▶ _TASK PROMPT_
Report how many lines below contain the word "bridge", and give only that number.

[Collected data entries]
——————————
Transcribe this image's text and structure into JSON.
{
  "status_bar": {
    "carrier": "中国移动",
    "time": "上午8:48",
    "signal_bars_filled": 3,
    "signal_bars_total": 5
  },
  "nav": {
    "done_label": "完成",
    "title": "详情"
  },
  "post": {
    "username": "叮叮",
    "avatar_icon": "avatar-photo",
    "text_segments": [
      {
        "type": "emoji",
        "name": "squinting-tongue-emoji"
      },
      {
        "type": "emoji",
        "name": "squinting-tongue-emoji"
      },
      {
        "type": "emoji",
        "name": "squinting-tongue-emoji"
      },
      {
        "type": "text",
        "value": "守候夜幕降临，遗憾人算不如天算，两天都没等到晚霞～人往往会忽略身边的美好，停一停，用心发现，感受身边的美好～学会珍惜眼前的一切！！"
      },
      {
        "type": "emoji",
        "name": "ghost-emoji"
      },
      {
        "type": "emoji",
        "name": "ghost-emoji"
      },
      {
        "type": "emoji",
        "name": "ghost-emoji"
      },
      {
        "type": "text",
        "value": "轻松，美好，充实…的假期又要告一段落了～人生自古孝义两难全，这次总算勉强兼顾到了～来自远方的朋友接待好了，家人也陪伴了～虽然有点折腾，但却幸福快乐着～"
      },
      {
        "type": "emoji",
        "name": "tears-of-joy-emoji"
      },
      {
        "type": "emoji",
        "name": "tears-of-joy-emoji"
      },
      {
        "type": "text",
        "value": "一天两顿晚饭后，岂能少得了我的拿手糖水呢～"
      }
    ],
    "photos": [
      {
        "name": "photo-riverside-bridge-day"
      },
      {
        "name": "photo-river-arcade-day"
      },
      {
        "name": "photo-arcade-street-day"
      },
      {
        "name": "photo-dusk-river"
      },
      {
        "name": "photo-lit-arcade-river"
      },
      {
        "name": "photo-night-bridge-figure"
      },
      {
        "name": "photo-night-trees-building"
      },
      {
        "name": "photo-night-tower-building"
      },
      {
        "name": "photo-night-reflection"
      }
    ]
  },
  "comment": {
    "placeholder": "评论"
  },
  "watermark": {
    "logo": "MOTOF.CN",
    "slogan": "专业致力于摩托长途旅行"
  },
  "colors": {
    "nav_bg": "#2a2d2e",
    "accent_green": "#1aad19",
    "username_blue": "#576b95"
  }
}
——————————
▶ _RESPONSE TO THIS TASK_
2